=== Directive ===
Tell how many lines include the string "text". Answer with a single number.

=== Stored data ===
------------

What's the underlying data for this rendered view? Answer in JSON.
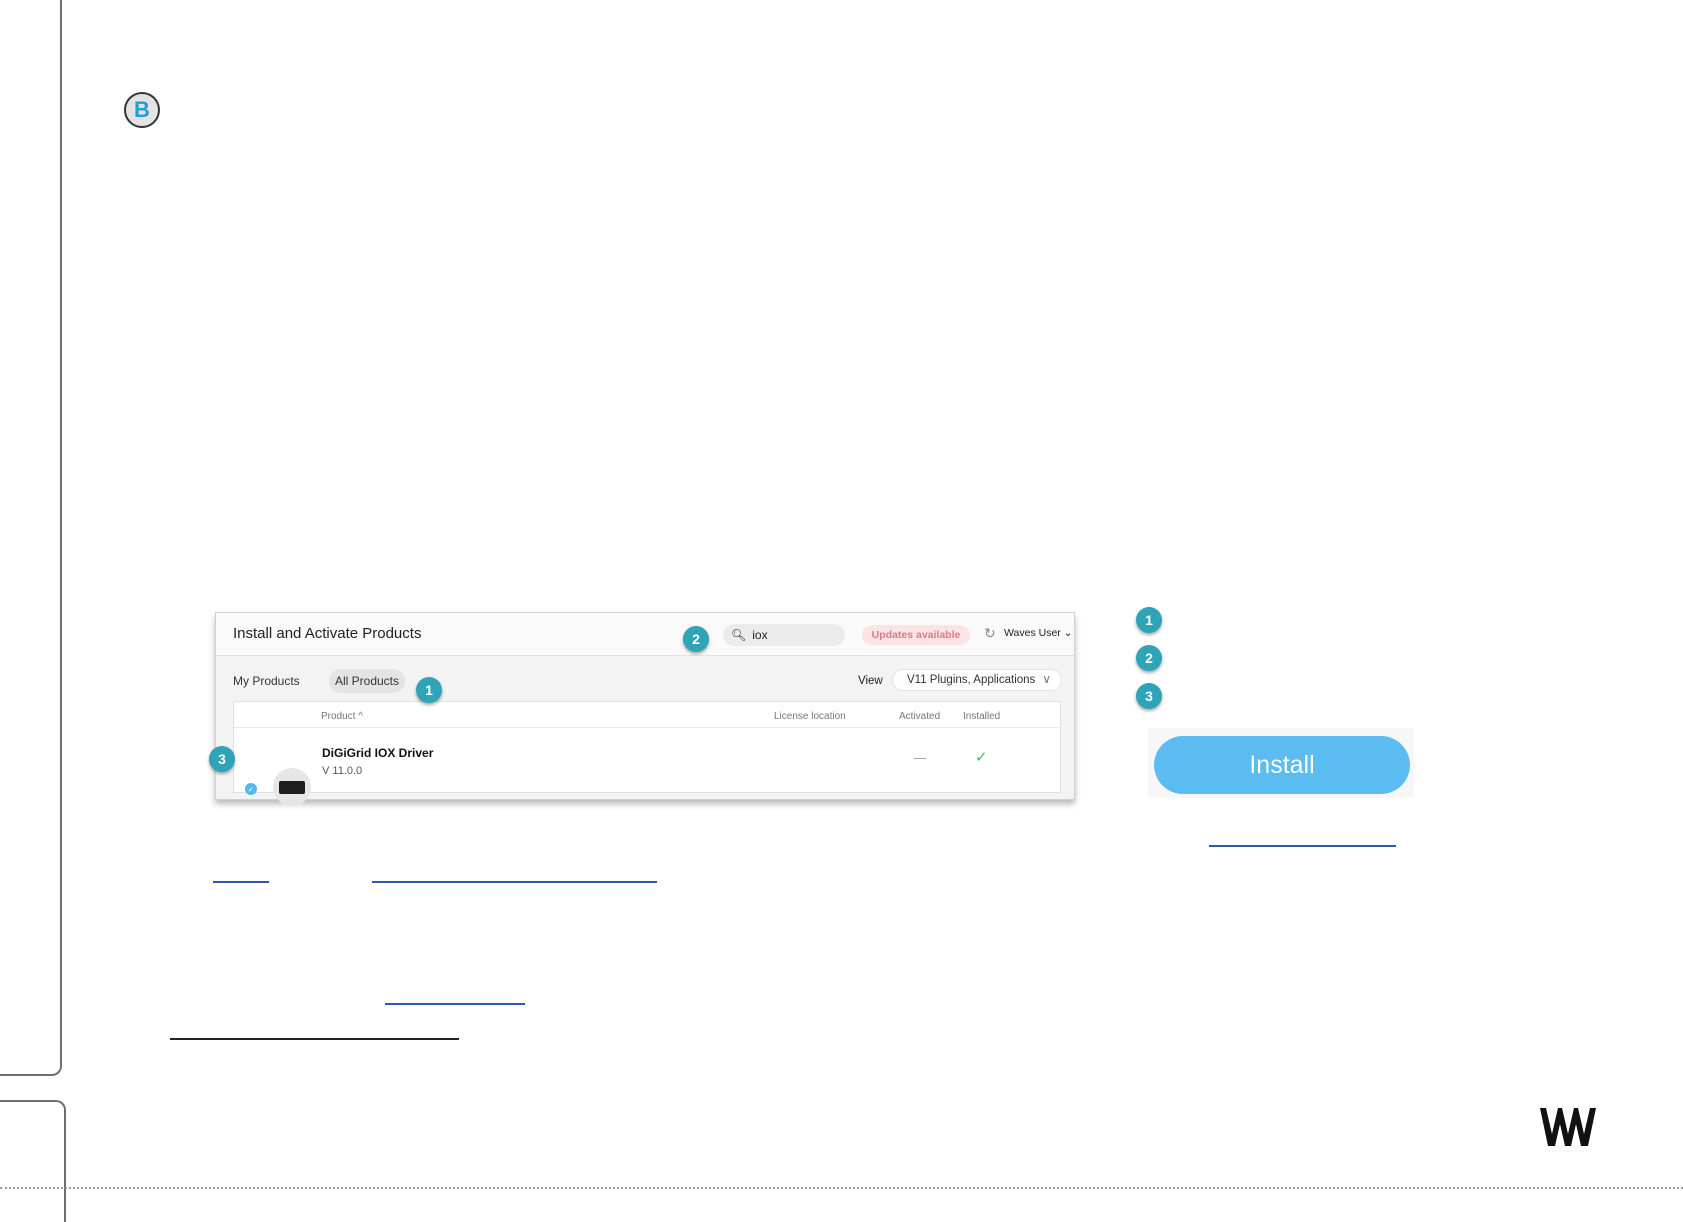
{
  "section": {
    "badge": "B"
  },
  "panel": {
    "title": "Install and Activate Products",
    "search": {
      "icon": "search-icon",
      "value": "iox"
    },
    "updates_label": "Updates available",
    "user_label": "Waves User",
    "tabs": {
      "my_products": "My Products",
      "all_products": "All Products"
    },
    "view": {
      "label": "View",
      "selected": "V11 Plugins, Applications"
    },
    "table": {
      "columns": {
        "product": "Product ^",
        "license_location": "License location",
        "activated": "Activated",
        "installed": "Installed"
      },
      "rows": [
        {
          "name": "DiGiGrid IOX Driver",
          "version": "V 11.0.0",
          "activated": "—",
          "installed": "✓"
        }
      ]
    }
  },
  "callouts": {
    "one": "1",
    "two": "2",
    "three": "3"
  },
  "install_button": {
    "label": "Install"
  },
  "colors": {
    "accent": "#5bbcf2",
    "callout": "#2fa3b7",
    "updates": "#e0788a",
    "installed": "#3dbb55"
  }
}
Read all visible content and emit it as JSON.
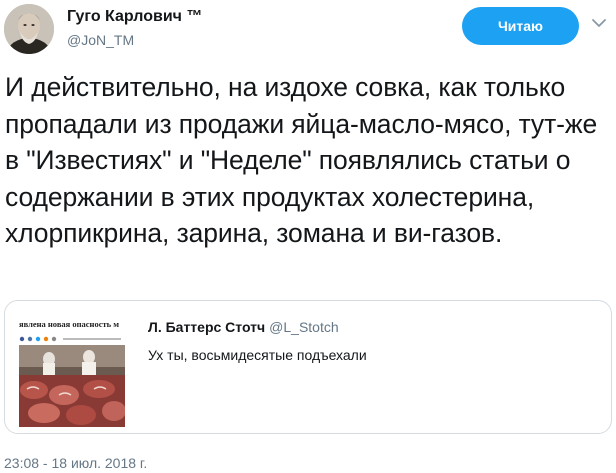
{
  "author": {
    "name": "Гуго Карлович ™",
    "handle": "@JoN_TM"
  },
  "follow_button": {
    "label": "Читаю"
  },
  "tweet": {
    "text": "И действительно, на издохе совка, как только пропадали из продажи яйца-масло-мясо, тут-же в \"Известиях\" и \"Неделе\" появлялись статьи о содержании в этих продуктах холестерина, хлорпикрина, зарина, зомана и ви-газов."
  },
  "quoted_tweet": {
    "name": "Л. Баттерс Стотч",
    "handle": "@L_Stotch",
    "text": "Ух ты, восьмидесятые подъехали",
    "thumbnail_headline": "явлена новая опасность м"
  },
  "timestamp": "23:08 - 18 июл. 2018 г.",
  "colors": {
    "accent": "#1da1f2",
    "text": "#14171a",
    "secondary": "#657786",
    "border": "#d4dbe1"
  },
  "icons": [
    "avatar-portrait",
    "chevron-down-icon"
  ]
}
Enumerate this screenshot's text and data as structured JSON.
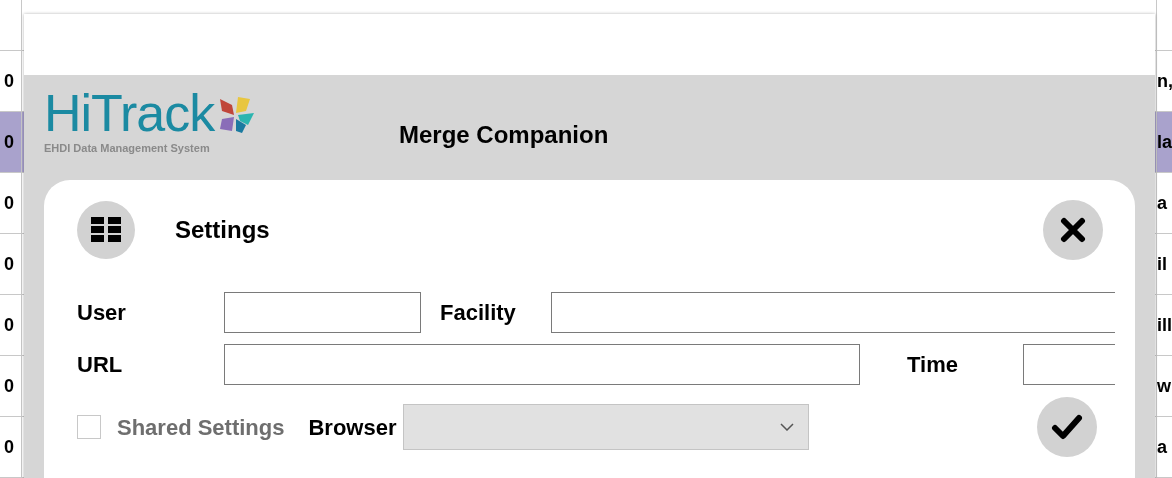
{
  "background_table": {
    "rows": [
      {
        "column_1": "",
        "column_2": "",
        "selected": false
      },
      {
        "column_1": "0",
        "column_2": "n,",
        "selected": false
      },
      {
        "column_1": "0",
        "column_2": "la",
        "selected": true
      },
      {
        "column_1": "0",
        "column_2": "a",
        "selected": false
      },
      {
        "column_1": "0",
        "column_2": "il",
        "selected": false
      },
      {
        "column_1": "0",
        "column_2": "ill",
        "selected": false
      },
      {
        "column_1": "0",
        "column_2": "w",
        "selected": false
      },
      {
        "column_1": "0",
        "column_2": "a",
        "selected": false
      }
    ]
  },
  "dialog": {
    "logo": {
      "name": "HiTrack",
      "tagline": "EHDI Data Management System"
    },
    "title": "Merge Companion",
    "panel": {
      "title": "Settings",
      "user": {
        "label": "User"
      },
      "facility": {
        "label": "Facility"
      },
      "url": {
        "label": "URL"
      },
      "time": {
        "label": "Time"
      },
      "shared_settings": {
        "label": "Shared Settings",
        "checked": false,
        "disabled": true
      },
      "browser": {
        "label": "Browser",
        "disabled": true
      }
    }
  }
}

------------

=== Result of this task ===
4